Read the records below and copy each line that contains "text".

## begin

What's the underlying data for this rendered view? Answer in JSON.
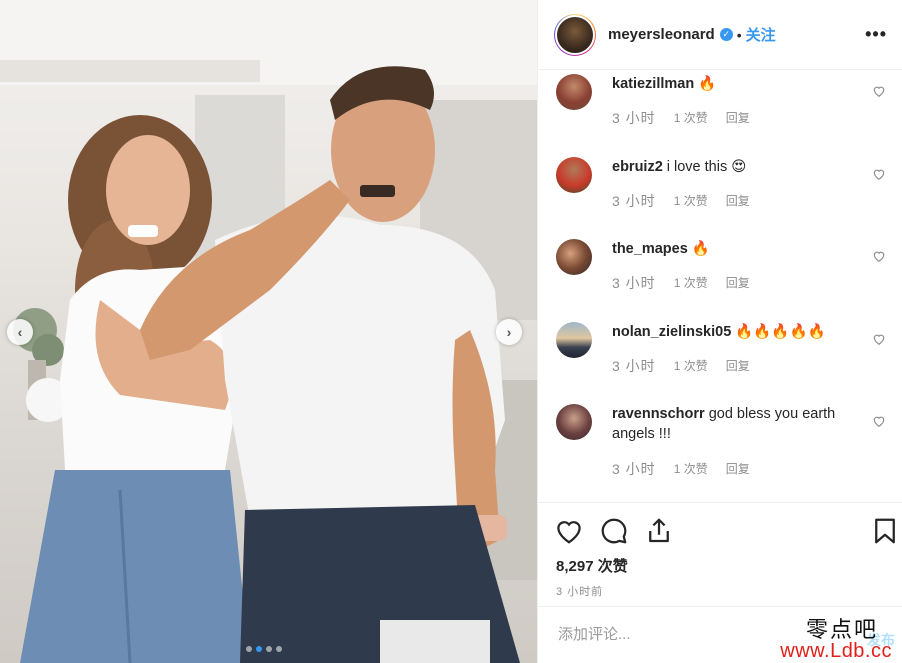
{
  "post": {
    "username": "meyersleonard",
    "verified_icon": "verified-badge-icon",
    "separator": "•",
    "follow_label": "关注",
    "more_label": "•••",
    "likes": "8,297 次赞",
    "posted_time": "3 小时前"
  },
  "comments": [
    {
      "user": "katiezillman",
      "text": "🔥",
      "time": "3 小时",
      "likes": "1 次赞",
      "reply": "回复"
    },
    {
      "user": "ebruiz2",
      "text": "i love this 😍",
      "time": "3 小时",
      "likes": "1 次赞",
      "reply": "回复"
    },
    {
      "user": "the_mapes",
      "text": "🔥",
      "time": "3 小时",
      "likes": "1 次赞",
      "reply": "回复"
    },
    {
      "user": "nolan_zielinski05",
      "text": "🔥🔥🔥🔥🔥",
      "time": "3 小时",
      "likes": "1 次赞",
      "reply": "回复"
    },
    {
      "user": "ravennschorr",
      "text": "god bless you earth angels !!!",
      "time": "3 小时",
      "likes": "1 次赞",
      "reply": "回复"
    }
  ],
  "add_comment": {
    "placeholder": "添加评论...",
    "publish_label": "发布"
  },
  "watermark": {
    "line1": "零点吧",
    "line2": "www.Ldb.cc"
  },
  "carousel": {
    "prev": "‹",
    "next": "›",
    "total_slides": 4,
    "active_slide": 2
  },
  "colors": {
    "link_blue": "#3897f0",
    "meta_gray": "#8e8e8e",
    "watermark_red": "#e0201b"
  }
}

## end

Written response ->
      "text": "🔥",
      "text": "i love this 😍",
      "text": "🔥",
      "text": "🔥🔥🔥🔥🔥",
      "text": "god bless you earth angels !!!",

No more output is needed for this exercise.